Record list
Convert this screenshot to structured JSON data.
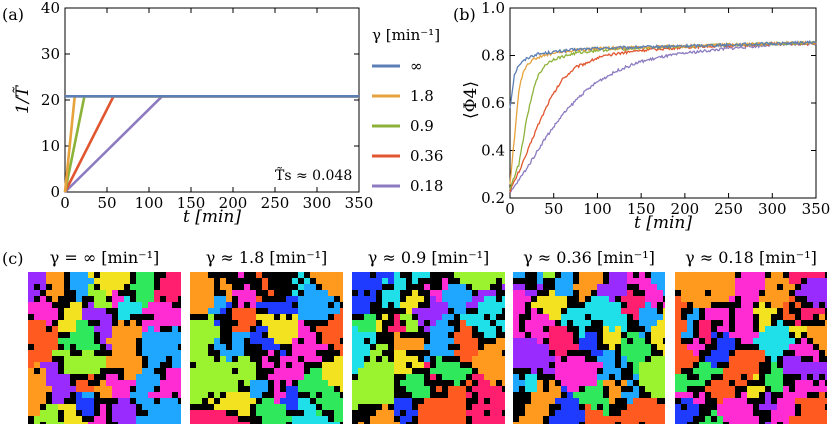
{
  "panels": {
    "a_label": "(a)",
    "b_label": "(b)",
    "c_label": "(c)"
  },
  "legend": {
    "title": "γ [min⁻¹]",
    "entries": [
      {
        "label": "∞",
        "color": "#5B7FB5"
      },
      {
        "label": "1.8",
        "color": "#E6A23C"
      },
      {
        "label": "0.9",
        "color": "#8DB23A"
      },
      {
        "label": "0.36",
        "color": "#E1562F"
      },
      {
        "label": "0.18",
        "color": "#8C7BC0"
      }
    ]
  },
  "chart_data": [
    {
      "id": "a",
      "type": "line",
      "title": "",
      "xlabel": "t [min]",
      "ylabel": "1/T̃",
      "xlim": [
        0,
        350
      ],
      "ylim": [
        0,
        40
      ],
      "xticks": [
        0,
        50,
        100,
        150,
        200,
        250,
        300,
        350
      ],
      "yticks": [
        0,
        10,
        20,
        30,
        40
      ],
      "annotation": "T̃s ≈ 0.048",
      "plateau": 20.8,
      "series": [
        {
          "name": "∞",
          "points": [
            [
              0,
              20.8
            ],
            [
              350,
              20.8
            ]
          ]
        },
        {
          "name": "1.8",
          "points": [
            [
              0,
              0
            ],
            [
              11.6,
              20.8
            ],
            [
              350,
              20.8
            ]
          ]
        },
        {
          "name": "0.9",
          "points": [
            [
              0,
              0
            ],
            [
              23.1,
              20.8
            ],
            [
              350,
              20.8
            ]
          ]
        },
        {
          "name": "0.36",
          "points": [
            [
              0,
              0
            ],
            [
              57.8,
              20.8
            ],
            [
              350,
              20.8
            ]
          ]
        },
        {
          "name": "0.18",
          "points": [
            [
              0,
              0
            ],
            [
              115.6,
              20.8
            ],
            [
              350,
              20.8
            ]
          ]
        }
      ]
    },
    {
      "id": "b",
      "type": "line",
      "title": "",
      "xlabel": "t [min]",
      "ylabel": "⟨Φ4⟩",
      "xlim": [
        0,
        350
      ],
      "ylim": [
        0.2,
        1.0
      ],
      "xticks": [
        0,
        50,
        100,
        150,
        200,
        250,
        300,
        350
      ],
      "yticks": [
        0.2,
        0.4,
        0.6,
        0.8,
        1.0
      ],
      "series": [
        {
          "name": "∞",
          "points": [
            [
              0,
              0.58
            ],
            [
              5,
              0.72
            ],
            [
              10,
              0.76
            ],
            [
              20,
              0.79
            ],
            [
              30,
              0.805
            ],
            [
              50,
              0.815
            ],
            [
              75,
              0.825
            ],
            [
              100,
              0.83
            ],
            [
              150,
              0.835
            ],
            [
              200,
              0.84
            ],
            [
              250,
              0.845
            ],
            [
              300,
              0.85
            ],
            [
              350,
              0.855
            ]
          ]
        },
        {
          "name": "1.8",
          "points": [
            [
              0,
              0.26
            ],
            [
              5,
              0.45
            ],
            [
              10,
              0.65
            ],
            [
              15,
              0.73
            ],
            [
              20,
              0.765
            ],
            [
              30,
              0.79
            ],
            [
              50,
              0.81
            ],
            [
              75,
              0.822
            ],
            [
              100,
              0.83
            ],
            [
              150,
              0.835
            ],
            [
              200,
              0.84
            ],
            [
              250,
              0.845
            ],
            [
              300,
              0.85
            ],
            [
              350,
              0.855
            ]
          ]
        },
        {
          "name": "0.9",
          "points": [
            [
              0,
              0.24
            ],
            [
              10,
              0.34
            ],
            [
              20,
              0.55
            ],
            [
              30,
              0.7
            ],
            [
              40,
              0.76
            ],
            [
              50,
              0.785
            ],
            [
              75,
              0.81
            ],
            [
              100,
              0.822
            ],
            [
              150,
              0.832
            ],
            [
              200,
              0.838
            ],
            [
              250,
              0.845
            ],
            [
              300,
              0.85
            ],
            [
              350,
              0.853
            ]
          ]
        },
        {
          "name": "0.36",
          "points": [
            [
              0,
              0.23
            ],
            [
              15,
              0.35
            ],
            [
              30,
              0.49
            ],
            [
              45,
              0.61
            ],
            [
              60,
              0.7
            ],
            [
              75,
              0.75
            ],
            [
              100,
              0.79
            ],
            [
              125,
              0.81
            ],
            [
              150,
              0.822
            ],
            [
              200,
              0.835
            ],
            [
              250,
              0.842
            ],
            [
              300,
              0.848
            ],
            [
              350,
              0.852
            ]
          ]
        },
        {
          "name": "0.18",
          "points": [
            [
              0,
              0.22
            ],
            [
              20,
              0.33
            ],
            [
              40,
              0.45
            ],
            [
              60,
              0.55
            ],
            [
              80,
              0.63
            ],
            [
              100,
              0.69
            ],
            [
              125,
              0.74
            ],
            [
              150,
              0.775
            ],
            [
              175,
              0.795
            ],
            [
              200,
              0.81
            ],
            [
              250,
              0.83
            ],
            [
              300,
              0.845
            ],
            [
              350,
              0.85
            ]
          ]
        }
      ]
    }
  ],
  "snapshots": [
    {
      "label": "γ = ∞ [min⁻¹]",
      "seed": 11
    },
    {
      "label": "γ ≈ 1.8 [min⁻¹]",
      "seed": 23
    },
    {
      "label": "γ ≈ 0.9 [min⁻¹]",
      "seed": 37
    },
    {
      "label": "γ ≈ 0.36 [min⁻¹]",
      "seed": 51
    },
    {
      "label": "γ ≈ 0.18 [min⁻¹]",
      "seed": 67
    }
  ],
  "snapshot_palette": [
    "#FF1F6E",
    "#FF2BD3",
    "#9A2BFF",
    "#1E3BFF",
    "#1FA7FF",
    "#1FE0E8",
    "#2FE85C",
    "#9BF22E",
    "#F2E21F",
    "#FF9A1F",
    "#FF5A1F"
  ]
}
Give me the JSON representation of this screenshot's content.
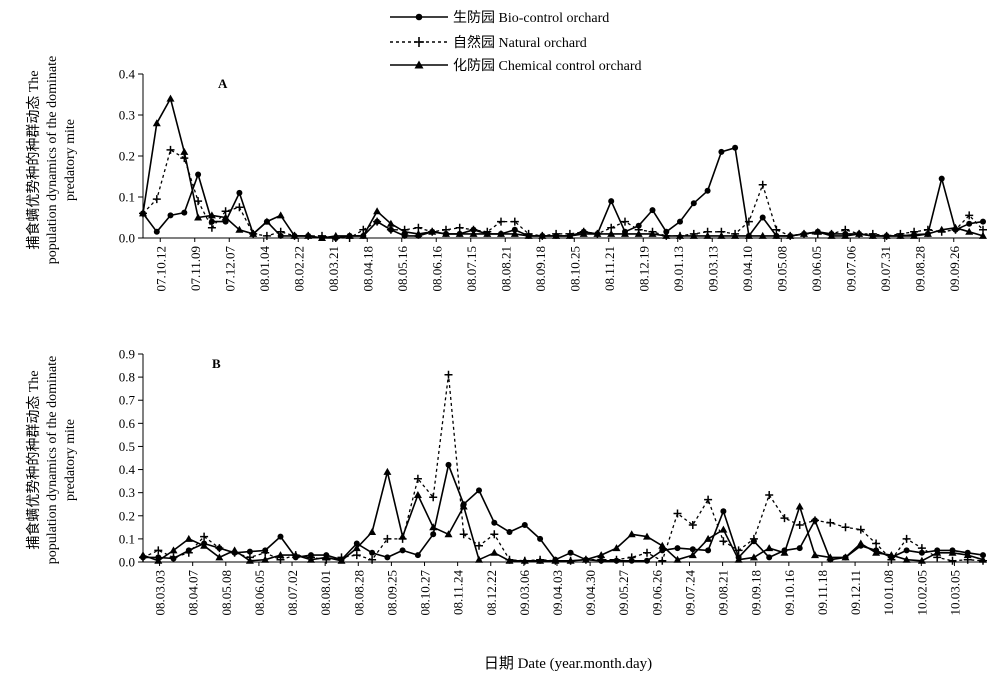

Description of the task
Repeat everything in the records precisely. Images are excluded from the copy.

Worked solution
Convert this screenshot to structured JSON data.
{
  "panels": {
    "a_label": "(a)",
    "b_label": "(b)",
    "c_label": "(c)"
  },
  "legend": {
    "title": "γ [min⁻¹]",
    "entries": [
      {
        "label": "∞",
        "color": "#5B7FB5"
      },
      {
        "label": "1.8",
        "color": "#E6A23C"
      },
      {
        "label": "0.9",
        "color": "#8DB23A"
      },
      {
        "label": "0.36",
        "color": "#E1562F"
      },
      {
        "label": "0.18",
        "color": "#8C7BC0"
      }
    ]
  },
  "chart_data": [
    {
      "id": "a",
      "type": "line",
      "title": "",
      "xlabel": "t [min]",
      "ylabel": "1/T̃",
      "xlim": [
        0,
        350
      ],
      "ylim": [
        0,
        40
      ],
      "xticks": [
        0,
        50,
        100,
        150,
        200,
        250,
        300,
        350
      ],
      "yticks": [
        0,
        10,
        20,
        30,
        40
      ],
      "annotation": "T̃s ≈ 0.048",
      "plateau": 20.8,
      "series": [
        {
          "name": "∞",
          "points": [
            [
              0,
              20.8
            ],
            [
              350,
              20.8
            ]
          ]
        },
        {
          "name": "1.8",
          "points": [
            [
              0,
              0
            ],
            [
              11.6,
              20.8
            ],
            [
              350,
              20.8
            ]
          ]
        },
        {
          "name": "0.9",
          "points": [
            [
              0,
              0
            ],
            [
              23.1,
              20.8
            ],
            [
              350,
              20.8
            ]
          ]
        },
        {
          "name": "0.36",
          "points": [
            [
              0,
              0
            ],
            [
              57.8,
              20.8
            ],
            [
              350,
              20.8
            ]
          ]
        },
        {
          "name": "0.18",
          "points": [
            [
              0,
              0
            ],
            [
              115.6,
              20.8
            ],
            [
              350,
              20.8
            ]
          ]
        }
      ]
    },
    {
      "id": "b",
      "type": "line",
      "title": "",
      "xlabel": "t [min]",
      "ylabel": "⟨Φ4⟩",
      "xlim": [
        0,
        350
      ],
      "ylim": [
        0.2,
        1.0
      ],
      "xticks": [
        0,
        50,
        100,
        150,
        200,
        250,
        300,
        350
      ],
      "yticks": [
        0.2,
        0.4,
        0.6,
        0.8,
        1.0
      ],
      "series": [
        {
          "name": "∞",
          "points": [
            [
              0,
              0.58
            ],
            [
              5,
              0.72
            ],
            [
              10,
              0.76
            ],
            [
              20,
              0.79
            ],
            [
              30,
              0.805
            ],
            [
              50,
              0.815
            ],
            [
              75,
              0.825
            ],
            [
              100,
              0.83
            ],
            [
              150,
              0.835
            ],
            [
              200,
              0.84
            ],
            [
              250,
              0.845
            ],
            [
              300,
              0.85
            ],
            [
              350,
              0.855
            ]
          ]
        },
        {
          "name": "1.8",
          "points": [
            [
              0,
              0.26
            ],
            [
              5,
              0.45
            ],
            [
              10,
              0.65
            ],
            [
              15,
              0.73
            ],
            [
              20,
              0.765
            ],
            [
              30,
              0.79
            ],
            [
              50,
              0.81
            ],
            [
              75,
              0.822
            ],
            [
              100,
              0.83
            ],
            [
              150,
              0.835
            ],
            [
              200,
              0.84
            ],
            [
              250,
              0.845
            ],
            [
              300,
              0.85
            ],
            [
              350,
              0.855
            ]
          ]
        },
        {
          "name": "0.9",
          "points": [
            [
              0,
              0.24
            ],
            [
              10,
              0.34
            ],
            [
              20,
              0.55
            ],
            [
              30,
              0.7
            ],
            [
              40,
              0.76
            ],
            [
              50,
              0.785
            ],
            [
              75,
              0.81
            ],
            [
              100,
              0.822
            ],
            [
              150,
              0.832
            ],
            [
              200,
              0.838
            ],
            [
              250,
              0.845
            ],
            [
              300,
              0.85
            ],
            [
              350,
              0.853
            ]
          ]
        },
        {
          "name": "0.36",
          "points": [
            [
              0,
              0.23
            ],
            [
              15,
              0.35
            ],
            [
              30,
              0.49
            ],
            [
              45,
              0.61
            ],
            [
              60,
              0.7
            ],
            [
              75,
              0.75
            ],
            [
              100,
              0.79
            ],
            [
              125,
              0.81
            ],
            [
              150,
              0.822
            ],
            [
              200,
              0.835
            ],
            [
              250,
              0.842
            ],
            [
              300,
              0.848
            ],
            [
              350,
              0.852
            ]
          ]
        },
        {
          "name": "0.18",
          "points": [
            [
              0,
              0.22
            ],
            [
              20,
              0.33
            ],
            [
              40,
              0.45
            ],
            [
              60,
              0.55
            ],
            [
              80,
              0.63
            ],
            [
              100,
              0.69
            ],
            [
              125,
              0.74
            ],
            [
              150,
              0.775
            ],
            [
              175,
              0.795
            ],
            [
              200,
              0.81
            ],
            [
              250,
              0.83
            ],
            [
              300,
              0.845
            ],
            [
              350,
              0.85
            ]
          ]
        }
      ]
    }
  ],
  "snapshots": [
    {
      "label": "γ = ∞ [min⁻¹]",
      "seed": 11
    },
    {
      "label": "γ ≈ 1.8 [min⁻¹]",
      "seed": 23
    },
    {
      "label": "γ ≈ 0.9 [min⁻¹]",
      "seed": 37
    },
    {
      "label": "γ ≈ 0.36 [min⁻¹]",
      "seed": 51
    },
    {
      "label": "γ ≈ 0.18 [min⁻¹]",
      "seed": 67
    }
  ],
  "snapshot_palette": [
    "#FF1F6E",
    "#FF2BD3",
    "#9A2BFF",
    "#1E3BFF",
    "#1FA7FF",
    "#1FE0E8",
    "#2FE85C",
    "#9BF22E",
    "#F2E21F",
    "#FF9A1F",
    "#FF5A1F"
  ]
}
Give me the JSON representation of this screenshot's content.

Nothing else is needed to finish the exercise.